> PROBLEM: Return a copy of each line that holds the string "name".

> A run of records:
## START
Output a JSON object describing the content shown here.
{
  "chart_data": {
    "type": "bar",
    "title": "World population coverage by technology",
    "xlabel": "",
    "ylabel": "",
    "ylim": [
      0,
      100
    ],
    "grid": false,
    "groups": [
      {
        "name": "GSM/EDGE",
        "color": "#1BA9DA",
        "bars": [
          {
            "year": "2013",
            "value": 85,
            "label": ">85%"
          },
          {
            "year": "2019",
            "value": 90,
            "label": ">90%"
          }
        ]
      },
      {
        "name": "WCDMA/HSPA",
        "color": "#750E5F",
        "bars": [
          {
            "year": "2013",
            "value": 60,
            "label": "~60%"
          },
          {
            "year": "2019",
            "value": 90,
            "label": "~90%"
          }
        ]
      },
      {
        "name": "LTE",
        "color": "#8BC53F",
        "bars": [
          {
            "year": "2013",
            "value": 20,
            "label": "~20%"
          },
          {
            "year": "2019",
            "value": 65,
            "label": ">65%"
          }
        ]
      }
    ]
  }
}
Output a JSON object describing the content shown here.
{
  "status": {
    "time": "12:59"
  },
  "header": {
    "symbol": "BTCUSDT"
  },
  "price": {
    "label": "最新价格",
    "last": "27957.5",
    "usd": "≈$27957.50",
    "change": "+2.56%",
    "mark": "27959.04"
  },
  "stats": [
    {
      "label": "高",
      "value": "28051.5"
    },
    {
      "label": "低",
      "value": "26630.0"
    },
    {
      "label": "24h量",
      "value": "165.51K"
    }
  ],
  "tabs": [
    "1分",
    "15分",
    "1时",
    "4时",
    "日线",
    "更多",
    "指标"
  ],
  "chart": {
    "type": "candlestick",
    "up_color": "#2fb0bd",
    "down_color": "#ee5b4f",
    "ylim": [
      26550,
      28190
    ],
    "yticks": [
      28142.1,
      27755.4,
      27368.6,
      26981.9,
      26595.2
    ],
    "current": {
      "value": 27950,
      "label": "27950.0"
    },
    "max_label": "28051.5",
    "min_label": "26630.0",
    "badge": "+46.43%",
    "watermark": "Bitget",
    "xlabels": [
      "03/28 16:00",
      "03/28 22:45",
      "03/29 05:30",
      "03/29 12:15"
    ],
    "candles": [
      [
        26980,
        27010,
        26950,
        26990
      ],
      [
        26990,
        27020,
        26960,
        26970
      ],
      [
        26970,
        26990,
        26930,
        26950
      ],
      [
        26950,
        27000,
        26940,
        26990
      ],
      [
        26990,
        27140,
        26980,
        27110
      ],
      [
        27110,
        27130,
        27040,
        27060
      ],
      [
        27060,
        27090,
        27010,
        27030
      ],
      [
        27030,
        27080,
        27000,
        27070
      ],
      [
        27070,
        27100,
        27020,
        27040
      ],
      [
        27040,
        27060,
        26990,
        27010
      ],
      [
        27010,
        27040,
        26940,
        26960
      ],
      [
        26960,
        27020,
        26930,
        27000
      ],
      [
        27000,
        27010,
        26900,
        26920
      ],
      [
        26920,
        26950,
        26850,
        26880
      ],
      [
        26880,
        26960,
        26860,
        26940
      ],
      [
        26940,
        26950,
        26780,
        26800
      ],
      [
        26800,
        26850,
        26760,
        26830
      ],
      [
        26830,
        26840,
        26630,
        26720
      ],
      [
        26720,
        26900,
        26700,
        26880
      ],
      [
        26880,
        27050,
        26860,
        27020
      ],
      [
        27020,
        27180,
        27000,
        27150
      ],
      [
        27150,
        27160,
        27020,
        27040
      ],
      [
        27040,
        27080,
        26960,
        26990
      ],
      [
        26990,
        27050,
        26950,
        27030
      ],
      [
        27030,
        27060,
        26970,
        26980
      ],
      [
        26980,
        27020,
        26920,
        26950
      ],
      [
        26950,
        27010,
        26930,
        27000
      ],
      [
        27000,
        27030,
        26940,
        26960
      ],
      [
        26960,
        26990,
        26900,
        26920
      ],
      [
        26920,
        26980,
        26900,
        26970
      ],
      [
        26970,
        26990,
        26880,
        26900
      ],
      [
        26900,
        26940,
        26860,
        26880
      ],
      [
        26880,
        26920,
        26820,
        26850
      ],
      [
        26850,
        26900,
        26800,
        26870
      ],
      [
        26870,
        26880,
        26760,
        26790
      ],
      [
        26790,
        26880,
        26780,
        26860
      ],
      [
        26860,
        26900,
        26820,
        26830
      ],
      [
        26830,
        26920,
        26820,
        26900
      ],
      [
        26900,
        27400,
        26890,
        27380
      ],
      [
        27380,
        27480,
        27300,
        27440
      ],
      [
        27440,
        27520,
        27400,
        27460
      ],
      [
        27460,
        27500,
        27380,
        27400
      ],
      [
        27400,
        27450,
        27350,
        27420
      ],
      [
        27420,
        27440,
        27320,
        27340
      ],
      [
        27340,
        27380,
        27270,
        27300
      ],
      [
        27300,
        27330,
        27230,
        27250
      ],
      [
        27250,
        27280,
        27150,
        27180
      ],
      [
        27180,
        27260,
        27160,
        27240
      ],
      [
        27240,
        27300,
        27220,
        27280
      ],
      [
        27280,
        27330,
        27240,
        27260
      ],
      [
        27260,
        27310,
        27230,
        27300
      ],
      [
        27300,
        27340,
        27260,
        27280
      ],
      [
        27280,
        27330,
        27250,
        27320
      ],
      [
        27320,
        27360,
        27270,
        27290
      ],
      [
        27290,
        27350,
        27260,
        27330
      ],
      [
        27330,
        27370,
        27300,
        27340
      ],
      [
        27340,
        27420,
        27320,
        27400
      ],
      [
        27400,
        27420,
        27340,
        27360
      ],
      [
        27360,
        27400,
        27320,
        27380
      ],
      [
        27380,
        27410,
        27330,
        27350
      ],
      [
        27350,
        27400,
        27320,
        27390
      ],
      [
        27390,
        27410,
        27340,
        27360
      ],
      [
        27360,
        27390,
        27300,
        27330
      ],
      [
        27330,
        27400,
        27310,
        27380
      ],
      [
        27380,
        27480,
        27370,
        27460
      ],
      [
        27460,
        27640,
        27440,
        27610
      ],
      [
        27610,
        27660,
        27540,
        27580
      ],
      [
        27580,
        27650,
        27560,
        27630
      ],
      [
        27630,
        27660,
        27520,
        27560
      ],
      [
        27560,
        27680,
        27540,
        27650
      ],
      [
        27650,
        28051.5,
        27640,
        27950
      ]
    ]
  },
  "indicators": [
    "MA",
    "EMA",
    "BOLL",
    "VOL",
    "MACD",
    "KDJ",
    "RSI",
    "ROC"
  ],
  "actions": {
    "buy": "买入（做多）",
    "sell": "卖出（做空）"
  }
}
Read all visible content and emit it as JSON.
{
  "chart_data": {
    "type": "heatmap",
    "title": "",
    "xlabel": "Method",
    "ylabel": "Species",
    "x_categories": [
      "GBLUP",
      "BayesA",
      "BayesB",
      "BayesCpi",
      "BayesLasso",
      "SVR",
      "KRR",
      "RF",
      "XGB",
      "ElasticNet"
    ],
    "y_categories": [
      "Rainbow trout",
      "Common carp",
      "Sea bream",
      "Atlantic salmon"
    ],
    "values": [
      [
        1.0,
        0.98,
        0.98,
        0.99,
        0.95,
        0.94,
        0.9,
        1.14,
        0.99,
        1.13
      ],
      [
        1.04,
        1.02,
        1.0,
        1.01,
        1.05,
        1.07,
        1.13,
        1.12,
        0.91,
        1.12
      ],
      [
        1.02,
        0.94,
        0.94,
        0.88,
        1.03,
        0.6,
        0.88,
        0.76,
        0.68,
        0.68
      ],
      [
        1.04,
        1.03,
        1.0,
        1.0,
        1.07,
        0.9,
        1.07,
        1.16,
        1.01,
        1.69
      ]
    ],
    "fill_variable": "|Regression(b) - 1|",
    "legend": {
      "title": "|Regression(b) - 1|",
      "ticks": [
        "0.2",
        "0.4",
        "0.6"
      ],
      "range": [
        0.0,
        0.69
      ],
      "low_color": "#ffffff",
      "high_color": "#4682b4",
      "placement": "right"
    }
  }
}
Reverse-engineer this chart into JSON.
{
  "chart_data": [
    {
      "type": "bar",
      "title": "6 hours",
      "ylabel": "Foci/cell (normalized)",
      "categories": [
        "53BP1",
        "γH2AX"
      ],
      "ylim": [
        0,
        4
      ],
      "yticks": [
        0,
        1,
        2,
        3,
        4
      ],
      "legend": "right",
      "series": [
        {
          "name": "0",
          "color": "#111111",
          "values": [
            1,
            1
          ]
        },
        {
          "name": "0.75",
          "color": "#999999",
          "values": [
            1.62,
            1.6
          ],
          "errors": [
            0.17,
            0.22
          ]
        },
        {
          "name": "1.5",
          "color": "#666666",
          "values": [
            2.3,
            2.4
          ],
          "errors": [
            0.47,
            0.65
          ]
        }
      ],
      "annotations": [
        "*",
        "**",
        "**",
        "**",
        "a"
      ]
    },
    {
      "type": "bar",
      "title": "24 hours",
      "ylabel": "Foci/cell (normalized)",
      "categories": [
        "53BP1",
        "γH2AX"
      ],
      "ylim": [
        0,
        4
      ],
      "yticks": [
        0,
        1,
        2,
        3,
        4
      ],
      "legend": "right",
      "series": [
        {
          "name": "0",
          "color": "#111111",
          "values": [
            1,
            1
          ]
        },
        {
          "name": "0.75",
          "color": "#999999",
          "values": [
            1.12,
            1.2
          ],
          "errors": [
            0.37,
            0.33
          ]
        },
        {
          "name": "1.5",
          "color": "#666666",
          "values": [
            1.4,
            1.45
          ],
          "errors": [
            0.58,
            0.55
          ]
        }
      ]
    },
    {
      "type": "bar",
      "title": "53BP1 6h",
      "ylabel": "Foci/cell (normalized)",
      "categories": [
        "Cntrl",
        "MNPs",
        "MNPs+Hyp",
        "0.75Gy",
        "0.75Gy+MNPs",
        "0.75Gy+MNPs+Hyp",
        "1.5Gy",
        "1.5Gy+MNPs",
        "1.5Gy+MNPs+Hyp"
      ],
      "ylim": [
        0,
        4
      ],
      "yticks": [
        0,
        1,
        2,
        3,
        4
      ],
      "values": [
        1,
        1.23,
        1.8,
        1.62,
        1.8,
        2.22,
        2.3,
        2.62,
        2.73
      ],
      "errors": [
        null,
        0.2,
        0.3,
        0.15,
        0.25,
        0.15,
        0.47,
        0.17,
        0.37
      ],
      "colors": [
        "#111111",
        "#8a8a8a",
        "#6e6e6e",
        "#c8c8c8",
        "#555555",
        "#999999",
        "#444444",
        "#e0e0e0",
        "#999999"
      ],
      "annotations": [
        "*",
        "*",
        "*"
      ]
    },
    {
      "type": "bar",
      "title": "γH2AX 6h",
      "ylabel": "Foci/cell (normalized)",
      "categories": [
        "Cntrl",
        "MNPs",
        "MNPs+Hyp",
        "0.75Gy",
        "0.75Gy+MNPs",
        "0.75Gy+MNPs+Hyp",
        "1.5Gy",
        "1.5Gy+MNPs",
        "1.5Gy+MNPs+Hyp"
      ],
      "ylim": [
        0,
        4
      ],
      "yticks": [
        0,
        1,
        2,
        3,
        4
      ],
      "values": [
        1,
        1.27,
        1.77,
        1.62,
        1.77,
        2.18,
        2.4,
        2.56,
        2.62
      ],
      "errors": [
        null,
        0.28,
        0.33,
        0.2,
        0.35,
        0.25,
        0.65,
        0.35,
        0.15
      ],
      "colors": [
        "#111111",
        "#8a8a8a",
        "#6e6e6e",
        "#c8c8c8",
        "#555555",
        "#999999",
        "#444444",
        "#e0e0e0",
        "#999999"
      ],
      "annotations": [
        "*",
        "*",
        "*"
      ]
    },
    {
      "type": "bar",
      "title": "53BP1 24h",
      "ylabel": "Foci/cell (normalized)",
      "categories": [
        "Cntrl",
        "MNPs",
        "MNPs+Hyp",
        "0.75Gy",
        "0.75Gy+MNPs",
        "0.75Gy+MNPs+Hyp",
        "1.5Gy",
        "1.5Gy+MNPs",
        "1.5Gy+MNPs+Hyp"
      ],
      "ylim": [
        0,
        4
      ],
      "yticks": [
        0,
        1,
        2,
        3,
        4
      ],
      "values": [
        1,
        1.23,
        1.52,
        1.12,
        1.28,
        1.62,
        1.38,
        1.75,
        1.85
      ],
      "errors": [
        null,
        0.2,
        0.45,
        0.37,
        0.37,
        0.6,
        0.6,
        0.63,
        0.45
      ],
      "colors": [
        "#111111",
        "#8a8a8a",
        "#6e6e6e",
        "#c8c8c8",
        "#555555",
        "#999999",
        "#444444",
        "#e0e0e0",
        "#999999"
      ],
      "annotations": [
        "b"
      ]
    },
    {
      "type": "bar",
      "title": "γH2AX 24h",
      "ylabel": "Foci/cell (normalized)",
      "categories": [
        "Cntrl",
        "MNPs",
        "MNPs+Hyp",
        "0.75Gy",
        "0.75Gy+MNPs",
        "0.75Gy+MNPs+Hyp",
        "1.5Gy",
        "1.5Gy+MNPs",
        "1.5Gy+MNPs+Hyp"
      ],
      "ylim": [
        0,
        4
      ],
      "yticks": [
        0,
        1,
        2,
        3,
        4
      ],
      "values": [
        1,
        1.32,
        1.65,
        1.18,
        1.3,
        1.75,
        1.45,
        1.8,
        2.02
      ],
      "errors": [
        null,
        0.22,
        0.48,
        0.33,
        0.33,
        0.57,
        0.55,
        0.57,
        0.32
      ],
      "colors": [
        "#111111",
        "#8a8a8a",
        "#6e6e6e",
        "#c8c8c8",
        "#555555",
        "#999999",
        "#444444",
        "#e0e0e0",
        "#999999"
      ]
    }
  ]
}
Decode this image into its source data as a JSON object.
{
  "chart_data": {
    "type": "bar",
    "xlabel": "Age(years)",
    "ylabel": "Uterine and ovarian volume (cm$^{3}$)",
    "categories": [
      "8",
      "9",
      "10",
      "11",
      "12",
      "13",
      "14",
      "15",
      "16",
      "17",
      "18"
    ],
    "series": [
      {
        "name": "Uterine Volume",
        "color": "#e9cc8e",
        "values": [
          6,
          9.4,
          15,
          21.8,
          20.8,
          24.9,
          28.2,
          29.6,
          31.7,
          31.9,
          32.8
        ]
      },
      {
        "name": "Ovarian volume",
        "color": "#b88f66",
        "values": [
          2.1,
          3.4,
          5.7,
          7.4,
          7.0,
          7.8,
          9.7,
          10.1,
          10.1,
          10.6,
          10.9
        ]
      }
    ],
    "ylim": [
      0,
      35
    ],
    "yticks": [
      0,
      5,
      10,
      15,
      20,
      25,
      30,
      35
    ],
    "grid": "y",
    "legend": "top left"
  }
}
## END
> FULL OUTPUT:
        "name": "GSM/EDGE",
        "name": "WCDMA/HSPA",
        "name": "LTE",
          "name": "0",
          "name": "0.75",
          "name": "1.5",
          "name": "0",
          "name": "0.75",
          "name": "1.5",
        "name": "Uterine Volume",
        "name": "Ovarian volume",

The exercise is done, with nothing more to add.